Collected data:
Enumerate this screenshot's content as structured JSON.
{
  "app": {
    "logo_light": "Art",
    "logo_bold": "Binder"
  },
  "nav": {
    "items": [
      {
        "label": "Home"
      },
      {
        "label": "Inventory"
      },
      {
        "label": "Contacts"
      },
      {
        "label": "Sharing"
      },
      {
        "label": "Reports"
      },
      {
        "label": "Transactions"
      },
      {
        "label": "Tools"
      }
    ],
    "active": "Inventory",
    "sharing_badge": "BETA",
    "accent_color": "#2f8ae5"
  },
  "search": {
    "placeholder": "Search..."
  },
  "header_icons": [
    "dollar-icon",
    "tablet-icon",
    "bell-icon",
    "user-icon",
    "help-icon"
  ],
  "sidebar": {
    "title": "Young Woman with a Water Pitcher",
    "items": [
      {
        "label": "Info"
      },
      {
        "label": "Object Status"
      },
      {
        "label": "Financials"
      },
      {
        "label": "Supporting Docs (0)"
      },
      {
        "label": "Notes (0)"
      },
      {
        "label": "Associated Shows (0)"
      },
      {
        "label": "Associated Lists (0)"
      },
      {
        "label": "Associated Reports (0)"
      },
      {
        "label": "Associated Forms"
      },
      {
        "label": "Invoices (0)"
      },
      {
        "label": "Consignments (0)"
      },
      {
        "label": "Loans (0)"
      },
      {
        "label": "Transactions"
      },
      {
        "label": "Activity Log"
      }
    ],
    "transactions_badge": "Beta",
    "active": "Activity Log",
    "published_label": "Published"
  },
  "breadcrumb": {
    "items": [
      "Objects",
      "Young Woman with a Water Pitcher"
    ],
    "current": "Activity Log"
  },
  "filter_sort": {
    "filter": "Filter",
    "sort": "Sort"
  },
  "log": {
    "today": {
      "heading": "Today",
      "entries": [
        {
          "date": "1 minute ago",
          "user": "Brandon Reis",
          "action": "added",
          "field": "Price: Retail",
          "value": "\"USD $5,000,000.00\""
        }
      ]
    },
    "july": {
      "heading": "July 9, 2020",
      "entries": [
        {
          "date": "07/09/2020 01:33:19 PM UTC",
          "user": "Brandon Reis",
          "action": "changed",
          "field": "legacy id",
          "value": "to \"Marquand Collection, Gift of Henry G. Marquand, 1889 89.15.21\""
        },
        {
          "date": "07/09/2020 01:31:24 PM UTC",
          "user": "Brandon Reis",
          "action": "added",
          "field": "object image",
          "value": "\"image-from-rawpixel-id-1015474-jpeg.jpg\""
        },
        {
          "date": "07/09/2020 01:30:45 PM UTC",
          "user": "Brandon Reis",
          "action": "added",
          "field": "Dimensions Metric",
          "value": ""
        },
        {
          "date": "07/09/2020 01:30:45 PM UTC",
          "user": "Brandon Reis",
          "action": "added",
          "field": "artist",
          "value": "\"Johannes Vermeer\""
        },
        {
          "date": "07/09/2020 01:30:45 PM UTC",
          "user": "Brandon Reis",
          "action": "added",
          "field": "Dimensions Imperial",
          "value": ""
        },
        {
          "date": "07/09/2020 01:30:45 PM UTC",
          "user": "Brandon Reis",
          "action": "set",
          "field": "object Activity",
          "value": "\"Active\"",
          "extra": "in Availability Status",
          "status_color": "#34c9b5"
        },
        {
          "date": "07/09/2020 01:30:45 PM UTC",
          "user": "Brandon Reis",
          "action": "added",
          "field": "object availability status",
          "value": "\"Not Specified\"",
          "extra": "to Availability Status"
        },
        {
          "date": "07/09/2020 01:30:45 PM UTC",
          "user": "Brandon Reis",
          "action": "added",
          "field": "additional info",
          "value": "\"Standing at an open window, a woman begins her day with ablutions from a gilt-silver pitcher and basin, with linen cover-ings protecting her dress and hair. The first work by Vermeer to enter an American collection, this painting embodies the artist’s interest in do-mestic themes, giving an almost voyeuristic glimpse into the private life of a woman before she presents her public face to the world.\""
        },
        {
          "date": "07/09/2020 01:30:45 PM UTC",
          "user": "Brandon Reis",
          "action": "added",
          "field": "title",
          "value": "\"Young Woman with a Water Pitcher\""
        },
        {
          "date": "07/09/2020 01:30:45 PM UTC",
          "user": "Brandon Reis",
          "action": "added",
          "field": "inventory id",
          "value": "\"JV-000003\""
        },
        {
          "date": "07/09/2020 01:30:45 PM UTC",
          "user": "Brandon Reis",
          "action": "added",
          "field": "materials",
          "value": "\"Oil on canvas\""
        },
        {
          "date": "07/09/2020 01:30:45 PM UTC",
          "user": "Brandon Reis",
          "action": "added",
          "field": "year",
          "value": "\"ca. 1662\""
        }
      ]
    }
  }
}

What is being asked: Retype the records above exactly.

Expected answer:
Enumerate this screenshot's content as structured JSON.
{
  "app": {
    "logo_light": "Art",
    "logo_bold": "Binder"
  },
  "nav": {
    "items": [
      {
        "label": "Home"
      },
      {
        "label": "Inventory"
      },
      {
        "label": "Contacts"
      },
      {
        "label": "Sharing"
      },
      {
        "label": "Reports"
      },
      {
        "label": "Transactions"
      },
      {
        "label": "Tools"
      }
    ],
    "active": "Inventory",
    "sharing_badge": "BETA",
    "accent_color": "#2f8ae5"
  },
  "search": {
    "placeholder": "Search..."
  },
  "header_icons": [
    "dollar-icon",
    "tablet-icon",
    "bell-icon",
    "user-icon",
    "help-icon"
  ],
  "sidebar": {
    "title": "Young Woman with a Water Pitcher",
    "items": [
      {
        "label": "Info"
      },
      {
        "label": "Object Status"
      },
      {
        "label": "Financials"
      },
      {
        "label": "Supporting Docs (0)"
      },
      {
        "label": "Notes (0)"
      },
      {
        "label": "Associated Shows (0)"
      },
      {
        "label": "Associated Lists (0)"
      },
      {
        "label": "Associated Reports (0)"
      },
      {
        "label": "Associated Forms"
      },
      {
        "label": "Invoices (0)"
      },
      {
        "label": "Consignments (0)"
      },
      {
        "label": "Loans (0)"
      },
      {
        "label": "Transactions"
      },
      {
        "label": "Activity Log"
      }
    ],
    "transactions_badge": "Beta",
    "active": "Activity Log",
    "published_label": "Published"
  },
  "breadcrumb": {
    "items": [
      "Objects",
      "Young Woman with a Water Pitcher"
    ],
    "current": "Activity Log"
  },
  "filter_sort": {
    "filter": "Filter",
    "sort": "Sort"
  },
  "log": {
    "today": {
      "heading": "Today",
      "entries": [
        {
          "date": "1 minute ago",
          "user": "Brandon Reis",
          "action": "added",
          "field": "Price: Retail",
          "value": "\"USD $5,000,000.00\""
        }
      ]
    },
    "july": {
      "heading": "July 9, 2020",
      "entries": [
        {
          "date": "07/09/2020 01:33:19 PM UTC",
          "user": "Brandon Reis",
          "action": "changed",
          "field": "legacy id",
          "value": "to \"Marquand Collection, Gift of Henry G. Marquand, 1889 89.15.21\""
        },
        {
          "date": "07/09/2020 01:31:24 PM UTC",
          "user": "Brandon Reis",
          "action": "added",
          "field": "object image",
          "value": "\"image-from-rawpixel-id-1015474-jpeg.jpg\""
        },
        {
          "date": "07/09/2020 01:30:45 PM UTC",
          "user": "Brandon Reis",
          "action": "added",
          "field": "Dimensions Metric",
          "value": ""
        },
        {
          "date": "07/09/2020 01:30:45 PM UTC",
          "user": "Brandon Reis",
          "action": "added",
          "field": "artist",
          "value": "\"Johannes Vermeer\""
        },
        {
          "date": "07/09/2020 01:30:45 PM UTC",
          "user": "Brandon Reis",
          "action": "added",
          "field": "Dimensions Imperial",
          "value": ""
        },
        {
          "date": "07/09/2020 01:30:45 PM UTC",
          "user": "Brandon Reis",
          "action": "set",
          "field": "object Activity",
          "value": "\"Active\"",
          "extra": "in Availability Status",
          "status_color": "#34c9b5"
        },
        {
          "date": "07/09/2020 01:30:45 PM UTC",
          "user": "Brandon Reis",
          "action": "added",
          "field": "object availability status",
          "value": "\"Not Specified\"",
          "extra": "to Availability Status"
        },
        {
          "date": "07/09/2020 01:30:45 PM UTC",
          "user": "Brandon Reis",
          "action": "added",
          "field": "additional info",
          "value": "\"Standing at an open window, a woman begins her day with ablutions from a gilt-silver pitcher and basin, with linen cover-ings protecting her dress and hair. The first work by Vermeer to enter an American collection, this painting embodies the artist’s interest in do-mestic themes, giving an almost voyeuristic glimpse into the private life of a woman before she presents her public face to the world.\""
        },
        {
          "date": "07/09/2020 01:30:45 PM UTC",
          "user": "Brandon Reis",
          "action": "added",
          "field": "title",
          "value": "\"Young Woman with a Water Pitcher\""
        },
        {
          "date": "07/09/2020 01:30:45 PM UTC",
          "user": "Brandon Reis",
          "action": "added",
          "field": "inventory id",
          "value": "\"JV-000003\""
        },
        {
          "date": "07/09/2020 01:30:45 PM UTC",
          "user": "Brandon Reis",
          "action": "added",
          "field": "materials",
          "value": "\"Oil on canvas\""
        },
        {
          "date": "07/09/2020 01:30:45 PM UTC",
          "user": "Brandon Reis",
          "action": "added",
          "field": "year",
          "value": "\"ca. 1662\""
        }
      ]
    }
  }
}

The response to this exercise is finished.